- _Required task_
Read through the data and report every line in which the word "share" occurs.

Dataset listings of figures
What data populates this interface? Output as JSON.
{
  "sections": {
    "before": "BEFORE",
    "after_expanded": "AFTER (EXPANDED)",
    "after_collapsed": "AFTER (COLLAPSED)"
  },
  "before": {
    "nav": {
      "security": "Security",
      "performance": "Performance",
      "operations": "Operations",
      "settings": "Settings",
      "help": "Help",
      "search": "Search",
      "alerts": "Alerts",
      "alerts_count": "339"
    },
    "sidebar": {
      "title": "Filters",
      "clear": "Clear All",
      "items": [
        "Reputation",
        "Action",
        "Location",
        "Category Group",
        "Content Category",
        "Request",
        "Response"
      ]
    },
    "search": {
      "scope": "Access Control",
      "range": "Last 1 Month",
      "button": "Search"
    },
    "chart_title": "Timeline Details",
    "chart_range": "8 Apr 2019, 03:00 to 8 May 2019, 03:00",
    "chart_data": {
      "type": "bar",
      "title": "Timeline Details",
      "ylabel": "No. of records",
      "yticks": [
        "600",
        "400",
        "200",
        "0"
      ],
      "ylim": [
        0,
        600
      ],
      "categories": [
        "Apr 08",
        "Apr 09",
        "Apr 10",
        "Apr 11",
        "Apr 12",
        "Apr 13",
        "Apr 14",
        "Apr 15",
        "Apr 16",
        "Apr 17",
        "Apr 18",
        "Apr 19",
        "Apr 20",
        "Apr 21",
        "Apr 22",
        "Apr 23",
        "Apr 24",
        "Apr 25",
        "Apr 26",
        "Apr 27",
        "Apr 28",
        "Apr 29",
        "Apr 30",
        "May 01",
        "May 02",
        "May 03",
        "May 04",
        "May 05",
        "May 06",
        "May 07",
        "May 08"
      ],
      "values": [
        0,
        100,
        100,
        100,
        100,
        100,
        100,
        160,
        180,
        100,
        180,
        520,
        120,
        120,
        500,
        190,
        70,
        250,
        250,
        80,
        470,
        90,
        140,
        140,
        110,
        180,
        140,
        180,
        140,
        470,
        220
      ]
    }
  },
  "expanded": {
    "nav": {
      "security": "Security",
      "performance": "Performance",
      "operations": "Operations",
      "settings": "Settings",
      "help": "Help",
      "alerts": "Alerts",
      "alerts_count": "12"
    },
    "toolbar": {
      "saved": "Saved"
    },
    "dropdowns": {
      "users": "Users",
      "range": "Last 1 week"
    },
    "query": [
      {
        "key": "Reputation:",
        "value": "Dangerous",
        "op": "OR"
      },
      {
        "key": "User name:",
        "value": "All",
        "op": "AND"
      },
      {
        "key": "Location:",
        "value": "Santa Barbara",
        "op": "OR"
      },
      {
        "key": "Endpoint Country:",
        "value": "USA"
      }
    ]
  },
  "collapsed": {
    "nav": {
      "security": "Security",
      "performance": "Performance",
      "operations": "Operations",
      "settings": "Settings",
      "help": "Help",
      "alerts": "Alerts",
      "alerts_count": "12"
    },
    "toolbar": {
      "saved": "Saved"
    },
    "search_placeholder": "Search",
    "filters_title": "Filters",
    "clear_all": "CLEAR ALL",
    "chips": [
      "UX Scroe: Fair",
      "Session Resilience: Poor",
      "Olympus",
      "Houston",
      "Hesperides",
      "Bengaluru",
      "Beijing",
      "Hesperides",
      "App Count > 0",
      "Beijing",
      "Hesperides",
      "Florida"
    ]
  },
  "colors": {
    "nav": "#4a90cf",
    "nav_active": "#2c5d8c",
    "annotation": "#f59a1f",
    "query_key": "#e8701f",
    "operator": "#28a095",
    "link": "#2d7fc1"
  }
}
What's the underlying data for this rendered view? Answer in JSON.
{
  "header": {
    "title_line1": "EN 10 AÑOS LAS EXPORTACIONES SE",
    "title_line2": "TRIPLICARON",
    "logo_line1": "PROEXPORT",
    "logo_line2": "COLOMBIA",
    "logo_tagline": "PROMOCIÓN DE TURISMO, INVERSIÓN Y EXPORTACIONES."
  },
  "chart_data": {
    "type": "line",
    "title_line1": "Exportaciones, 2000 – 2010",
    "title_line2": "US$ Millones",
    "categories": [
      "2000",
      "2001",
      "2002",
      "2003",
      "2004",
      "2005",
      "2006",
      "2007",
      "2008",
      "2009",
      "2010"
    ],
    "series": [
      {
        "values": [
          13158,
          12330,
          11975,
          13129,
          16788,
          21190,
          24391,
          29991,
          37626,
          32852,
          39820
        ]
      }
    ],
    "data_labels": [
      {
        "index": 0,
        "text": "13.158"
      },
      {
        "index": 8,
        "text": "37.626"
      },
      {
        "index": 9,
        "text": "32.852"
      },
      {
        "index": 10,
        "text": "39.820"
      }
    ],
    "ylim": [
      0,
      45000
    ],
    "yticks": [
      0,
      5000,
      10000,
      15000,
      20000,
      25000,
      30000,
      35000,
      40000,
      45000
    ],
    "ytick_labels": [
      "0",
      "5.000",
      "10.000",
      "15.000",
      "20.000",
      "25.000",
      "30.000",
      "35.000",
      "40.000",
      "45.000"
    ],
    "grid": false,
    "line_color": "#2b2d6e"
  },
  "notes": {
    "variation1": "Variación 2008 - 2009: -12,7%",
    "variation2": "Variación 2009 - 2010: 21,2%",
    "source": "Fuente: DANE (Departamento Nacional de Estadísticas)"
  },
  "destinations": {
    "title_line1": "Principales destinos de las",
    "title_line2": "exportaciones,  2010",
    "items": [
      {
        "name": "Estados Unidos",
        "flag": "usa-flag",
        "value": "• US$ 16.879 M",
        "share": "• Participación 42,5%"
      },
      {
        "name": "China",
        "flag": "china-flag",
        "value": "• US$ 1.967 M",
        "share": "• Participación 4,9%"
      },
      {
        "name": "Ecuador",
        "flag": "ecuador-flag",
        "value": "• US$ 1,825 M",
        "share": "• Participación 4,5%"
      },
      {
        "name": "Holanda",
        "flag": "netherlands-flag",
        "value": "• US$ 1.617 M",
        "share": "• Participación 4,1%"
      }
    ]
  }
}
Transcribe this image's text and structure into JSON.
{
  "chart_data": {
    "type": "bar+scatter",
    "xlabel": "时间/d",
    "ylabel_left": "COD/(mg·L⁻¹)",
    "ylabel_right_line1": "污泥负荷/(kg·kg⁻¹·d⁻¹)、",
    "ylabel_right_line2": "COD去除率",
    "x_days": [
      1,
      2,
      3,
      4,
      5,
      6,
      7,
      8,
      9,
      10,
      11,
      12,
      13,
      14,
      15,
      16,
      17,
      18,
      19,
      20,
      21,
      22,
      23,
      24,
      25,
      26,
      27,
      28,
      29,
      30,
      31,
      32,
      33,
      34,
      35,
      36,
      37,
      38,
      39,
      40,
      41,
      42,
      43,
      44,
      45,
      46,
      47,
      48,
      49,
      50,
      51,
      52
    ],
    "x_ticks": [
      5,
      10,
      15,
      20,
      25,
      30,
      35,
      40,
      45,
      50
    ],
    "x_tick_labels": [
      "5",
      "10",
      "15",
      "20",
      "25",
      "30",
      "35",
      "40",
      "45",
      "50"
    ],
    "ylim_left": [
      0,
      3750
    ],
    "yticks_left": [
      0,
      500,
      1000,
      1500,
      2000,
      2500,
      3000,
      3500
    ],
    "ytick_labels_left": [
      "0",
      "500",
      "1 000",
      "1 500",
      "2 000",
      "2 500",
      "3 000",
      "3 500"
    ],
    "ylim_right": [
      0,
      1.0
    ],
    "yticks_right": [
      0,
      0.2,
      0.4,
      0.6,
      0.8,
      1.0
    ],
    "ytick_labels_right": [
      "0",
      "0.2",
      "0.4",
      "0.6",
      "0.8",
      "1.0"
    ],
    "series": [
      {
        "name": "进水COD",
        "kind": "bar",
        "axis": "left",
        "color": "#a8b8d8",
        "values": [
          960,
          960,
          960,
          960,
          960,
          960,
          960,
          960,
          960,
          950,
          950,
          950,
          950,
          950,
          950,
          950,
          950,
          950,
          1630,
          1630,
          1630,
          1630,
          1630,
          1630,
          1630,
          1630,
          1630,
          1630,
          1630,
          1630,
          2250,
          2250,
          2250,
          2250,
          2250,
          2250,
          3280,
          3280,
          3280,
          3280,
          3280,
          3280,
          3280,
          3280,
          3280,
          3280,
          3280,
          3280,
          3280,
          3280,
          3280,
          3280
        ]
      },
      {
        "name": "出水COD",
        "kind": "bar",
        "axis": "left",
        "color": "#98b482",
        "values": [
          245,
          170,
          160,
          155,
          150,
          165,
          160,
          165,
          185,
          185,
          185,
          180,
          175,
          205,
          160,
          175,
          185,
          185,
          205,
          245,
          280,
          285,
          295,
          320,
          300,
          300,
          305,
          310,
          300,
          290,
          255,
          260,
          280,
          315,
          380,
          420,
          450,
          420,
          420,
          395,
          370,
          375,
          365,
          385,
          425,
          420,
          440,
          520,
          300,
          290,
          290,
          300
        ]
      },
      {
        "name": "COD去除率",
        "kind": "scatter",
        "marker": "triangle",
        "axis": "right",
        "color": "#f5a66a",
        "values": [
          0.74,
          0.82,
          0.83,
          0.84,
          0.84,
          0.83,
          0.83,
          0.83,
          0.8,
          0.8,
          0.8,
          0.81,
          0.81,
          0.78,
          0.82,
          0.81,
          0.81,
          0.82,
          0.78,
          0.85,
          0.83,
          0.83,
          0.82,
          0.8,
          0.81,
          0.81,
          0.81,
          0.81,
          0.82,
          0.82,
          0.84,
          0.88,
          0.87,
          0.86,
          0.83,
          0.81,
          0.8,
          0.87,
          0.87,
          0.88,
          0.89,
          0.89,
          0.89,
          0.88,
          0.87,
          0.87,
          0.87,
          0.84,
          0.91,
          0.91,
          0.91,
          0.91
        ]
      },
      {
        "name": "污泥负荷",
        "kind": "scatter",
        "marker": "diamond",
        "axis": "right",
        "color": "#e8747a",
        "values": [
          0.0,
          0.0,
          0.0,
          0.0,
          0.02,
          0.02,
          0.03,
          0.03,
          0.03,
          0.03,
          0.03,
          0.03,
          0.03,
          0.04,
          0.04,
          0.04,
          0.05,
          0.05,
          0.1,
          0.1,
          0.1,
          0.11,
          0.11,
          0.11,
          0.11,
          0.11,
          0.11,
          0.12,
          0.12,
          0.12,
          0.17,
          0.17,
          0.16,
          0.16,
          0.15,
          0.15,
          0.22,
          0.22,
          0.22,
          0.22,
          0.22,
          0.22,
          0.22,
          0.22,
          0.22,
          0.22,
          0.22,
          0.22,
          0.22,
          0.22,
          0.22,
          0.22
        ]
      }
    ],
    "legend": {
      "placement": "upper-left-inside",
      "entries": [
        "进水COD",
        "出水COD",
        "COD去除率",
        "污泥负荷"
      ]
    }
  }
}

- _Result for this task_
        "share": "• Participación 42,5%"
        "share": "• Participación 4,9%"
        "share": "• Participación 4,5%"
        "share": "• Participación 4,1%"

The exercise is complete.